▶ What you are asked to do
Pull out every line from the listing that has the word "Core".

##########

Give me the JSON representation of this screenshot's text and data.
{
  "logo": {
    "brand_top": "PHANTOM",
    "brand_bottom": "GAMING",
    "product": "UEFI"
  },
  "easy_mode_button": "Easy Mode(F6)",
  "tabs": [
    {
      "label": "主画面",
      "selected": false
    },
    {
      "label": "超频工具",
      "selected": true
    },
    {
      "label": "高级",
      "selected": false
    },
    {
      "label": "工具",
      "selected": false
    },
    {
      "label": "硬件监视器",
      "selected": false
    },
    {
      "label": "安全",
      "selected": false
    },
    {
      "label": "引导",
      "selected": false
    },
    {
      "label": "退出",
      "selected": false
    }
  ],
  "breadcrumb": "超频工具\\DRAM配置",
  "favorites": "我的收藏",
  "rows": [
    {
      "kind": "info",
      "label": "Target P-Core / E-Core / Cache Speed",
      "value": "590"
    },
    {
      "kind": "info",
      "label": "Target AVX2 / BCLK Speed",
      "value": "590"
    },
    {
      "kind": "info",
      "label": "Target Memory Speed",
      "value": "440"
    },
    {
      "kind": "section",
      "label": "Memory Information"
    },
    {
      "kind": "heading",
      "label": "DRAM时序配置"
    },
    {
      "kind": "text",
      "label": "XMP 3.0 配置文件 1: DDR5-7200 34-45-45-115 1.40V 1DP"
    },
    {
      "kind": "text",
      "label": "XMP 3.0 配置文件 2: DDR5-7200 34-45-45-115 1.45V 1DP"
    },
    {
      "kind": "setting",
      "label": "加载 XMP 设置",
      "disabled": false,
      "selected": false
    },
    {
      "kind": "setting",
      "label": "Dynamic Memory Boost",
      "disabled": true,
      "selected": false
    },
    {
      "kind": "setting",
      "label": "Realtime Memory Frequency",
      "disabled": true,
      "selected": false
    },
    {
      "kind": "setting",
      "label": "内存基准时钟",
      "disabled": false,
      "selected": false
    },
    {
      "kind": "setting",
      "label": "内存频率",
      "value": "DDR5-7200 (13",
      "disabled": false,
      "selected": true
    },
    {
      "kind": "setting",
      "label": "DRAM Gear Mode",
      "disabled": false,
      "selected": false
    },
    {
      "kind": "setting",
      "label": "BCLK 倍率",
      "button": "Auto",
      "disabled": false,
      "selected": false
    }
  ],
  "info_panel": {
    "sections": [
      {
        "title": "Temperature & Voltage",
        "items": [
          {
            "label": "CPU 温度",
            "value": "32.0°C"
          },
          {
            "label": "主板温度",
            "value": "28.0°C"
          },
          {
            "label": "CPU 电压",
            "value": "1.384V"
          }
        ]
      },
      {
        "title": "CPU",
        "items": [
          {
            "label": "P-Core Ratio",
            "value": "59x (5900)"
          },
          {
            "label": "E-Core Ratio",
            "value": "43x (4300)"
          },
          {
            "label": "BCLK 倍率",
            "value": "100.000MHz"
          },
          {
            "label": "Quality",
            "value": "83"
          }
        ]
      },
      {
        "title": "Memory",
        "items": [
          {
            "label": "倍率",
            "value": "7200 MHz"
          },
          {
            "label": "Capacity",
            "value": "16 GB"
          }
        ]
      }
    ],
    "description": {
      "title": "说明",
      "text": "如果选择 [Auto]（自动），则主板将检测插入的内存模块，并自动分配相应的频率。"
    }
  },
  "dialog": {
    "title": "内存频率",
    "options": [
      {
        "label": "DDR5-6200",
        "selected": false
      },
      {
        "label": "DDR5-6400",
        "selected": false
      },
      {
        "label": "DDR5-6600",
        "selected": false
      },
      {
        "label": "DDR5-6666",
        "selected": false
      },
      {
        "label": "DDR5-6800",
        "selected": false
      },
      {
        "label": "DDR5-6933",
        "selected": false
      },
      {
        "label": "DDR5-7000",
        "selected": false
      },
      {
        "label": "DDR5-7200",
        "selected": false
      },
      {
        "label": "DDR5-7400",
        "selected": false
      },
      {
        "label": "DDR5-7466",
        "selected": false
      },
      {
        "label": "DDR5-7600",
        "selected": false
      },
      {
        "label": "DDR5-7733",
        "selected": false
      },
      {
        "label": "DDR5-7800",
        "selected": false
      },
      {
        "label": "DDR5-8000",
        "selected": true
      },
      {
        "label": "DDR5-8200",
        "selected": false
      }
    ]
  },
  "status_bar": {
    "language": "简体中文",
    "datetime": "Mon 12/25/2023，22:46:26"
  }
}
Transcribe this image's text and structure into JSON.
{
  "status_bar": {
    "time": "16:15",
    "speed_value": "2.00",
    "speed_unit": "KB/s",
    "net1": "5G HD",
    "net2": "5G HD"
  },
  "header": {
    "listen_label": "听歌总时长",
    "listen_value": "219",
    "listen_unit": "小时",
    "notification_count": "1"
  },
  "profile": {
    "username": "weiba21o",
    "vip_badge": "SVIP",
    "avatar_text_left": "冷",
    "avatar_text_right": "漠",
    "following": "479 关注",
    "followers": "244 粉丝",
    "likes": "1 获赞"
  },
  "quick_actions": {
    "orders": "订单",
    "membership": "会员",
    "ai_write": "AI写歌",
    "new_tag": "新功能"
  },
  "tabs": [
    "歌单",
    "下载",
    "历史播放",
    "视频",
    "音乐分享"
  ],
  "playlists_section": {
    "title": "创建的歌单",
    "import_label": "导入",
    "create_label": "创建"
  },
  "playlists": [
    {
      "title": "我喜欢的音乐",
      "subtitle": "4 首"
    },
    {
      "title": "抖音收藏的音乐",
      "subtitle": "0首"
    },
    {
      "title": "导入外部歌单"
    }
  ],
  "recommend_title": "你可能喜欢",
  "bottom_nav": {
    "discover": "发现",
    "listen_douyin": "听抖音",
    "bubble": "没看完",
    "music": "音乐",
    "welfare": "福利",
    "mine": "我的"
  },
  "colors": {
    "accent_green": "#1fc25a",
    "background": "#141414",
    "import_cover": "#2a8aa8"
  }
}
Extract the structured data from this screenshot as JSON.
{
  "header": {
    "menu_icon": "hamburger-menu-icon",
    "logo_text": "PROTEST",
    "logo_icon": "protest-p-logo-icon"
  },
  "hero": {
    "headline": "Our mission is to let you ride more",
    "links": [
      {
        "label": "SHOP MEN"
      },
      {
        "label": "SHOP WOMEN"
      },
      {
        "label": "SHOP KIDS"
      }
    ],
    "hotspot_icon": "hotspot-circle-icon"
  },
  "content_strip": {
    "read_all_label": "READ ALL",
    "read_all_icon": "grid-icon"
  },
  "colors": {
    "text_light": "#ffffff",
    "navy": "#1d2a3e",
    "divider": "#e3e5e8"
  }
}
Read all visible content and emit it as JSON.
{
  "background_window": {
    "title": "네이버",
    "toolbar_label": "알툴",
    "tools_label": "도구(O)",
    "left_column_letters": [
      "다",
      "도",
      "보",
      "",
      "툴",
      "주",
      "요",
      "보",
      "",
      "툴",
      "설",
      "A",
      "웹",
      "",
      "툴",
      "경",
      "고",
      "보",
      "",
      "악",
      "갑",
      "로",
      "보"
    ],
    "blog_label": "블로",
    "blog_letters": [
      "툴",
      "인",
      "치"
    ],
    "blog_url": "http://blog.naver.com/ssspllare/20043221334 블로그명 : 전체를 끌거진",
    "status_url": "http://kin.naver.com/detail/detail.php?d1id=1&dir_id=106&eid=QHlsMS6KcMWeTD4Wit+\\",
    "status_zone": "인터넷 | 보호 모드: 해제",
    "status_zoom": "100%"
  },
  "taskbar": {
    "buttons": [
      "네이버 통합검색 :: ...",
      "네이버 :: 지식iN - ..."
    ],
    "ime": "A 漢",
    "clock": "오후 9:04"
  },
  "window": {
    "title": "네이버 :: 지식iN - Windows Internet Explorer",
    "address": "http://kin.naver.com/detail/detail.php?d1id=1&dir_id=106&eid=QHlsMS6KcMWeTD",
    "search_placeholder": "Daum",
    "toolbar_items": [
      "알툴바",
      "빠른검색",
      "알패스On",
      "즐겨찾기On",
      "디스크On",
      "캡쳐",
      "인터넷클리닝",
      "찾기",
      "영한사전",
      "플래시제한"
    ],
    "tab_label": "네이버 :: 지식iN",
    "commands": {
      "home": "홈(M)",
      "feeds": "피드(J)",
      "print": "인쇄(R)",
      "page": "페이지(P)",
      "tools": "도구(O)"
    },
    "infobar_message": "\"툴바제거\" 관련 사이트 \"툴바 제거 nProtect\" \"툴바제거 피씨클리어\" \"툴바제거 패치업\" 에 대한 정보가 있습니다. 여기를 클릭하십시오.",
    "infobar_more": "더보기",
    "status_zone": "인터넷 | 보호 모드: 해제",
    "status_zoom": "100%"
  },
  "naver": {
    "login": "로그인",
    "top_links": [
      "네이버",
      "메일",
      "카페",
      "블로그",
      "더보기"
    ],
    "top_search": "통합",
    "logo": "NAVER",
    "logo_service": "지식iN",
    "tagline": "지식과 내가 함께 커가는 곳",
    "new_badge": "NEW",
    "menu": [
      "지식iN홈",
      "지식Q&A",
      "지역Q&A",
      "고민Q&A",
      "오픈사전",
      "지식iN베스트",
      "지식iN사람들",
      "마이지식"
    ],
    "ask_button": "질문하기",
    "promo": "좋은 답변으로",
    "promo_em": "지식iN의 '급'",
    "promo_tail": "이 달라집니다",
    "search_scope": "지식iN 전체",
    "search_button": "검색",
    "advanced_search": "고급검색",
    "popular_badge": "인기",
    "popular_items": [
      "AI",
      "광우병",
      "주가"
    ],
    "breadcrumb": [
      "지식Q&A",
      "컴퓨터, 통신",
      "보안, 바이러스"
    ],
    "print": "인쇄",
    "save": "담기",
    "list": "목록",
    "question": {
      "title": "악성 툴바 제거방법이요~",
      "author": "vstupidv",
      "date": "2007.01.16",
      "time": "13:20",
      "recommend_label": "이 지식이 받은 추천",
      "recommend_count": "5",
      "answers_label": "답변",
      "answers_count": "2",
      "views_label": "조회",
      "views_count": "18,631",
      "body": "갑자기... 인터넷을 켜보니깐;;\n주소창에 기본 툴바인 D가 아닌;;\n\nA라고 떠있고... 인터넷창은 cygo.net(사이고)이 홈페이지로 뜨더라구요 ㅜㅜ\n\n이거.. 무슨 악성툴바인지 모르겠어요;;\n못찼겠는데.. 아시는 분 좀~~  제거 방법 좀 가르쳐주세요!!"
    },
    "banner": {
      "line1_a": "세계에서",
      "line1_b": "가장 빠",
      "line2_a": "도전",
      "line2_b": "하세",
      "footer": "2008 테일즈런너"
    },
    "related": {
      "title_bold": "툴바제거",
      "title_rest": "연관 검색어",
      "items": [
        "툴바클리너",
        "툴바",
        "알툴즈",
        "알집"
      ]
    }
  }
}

##########

▶ Final answer
      "label": "Target P-Core / E-Core / Cache Speed",
            "label": "P-Core Ratio",
            "label": "E-Core Ratio",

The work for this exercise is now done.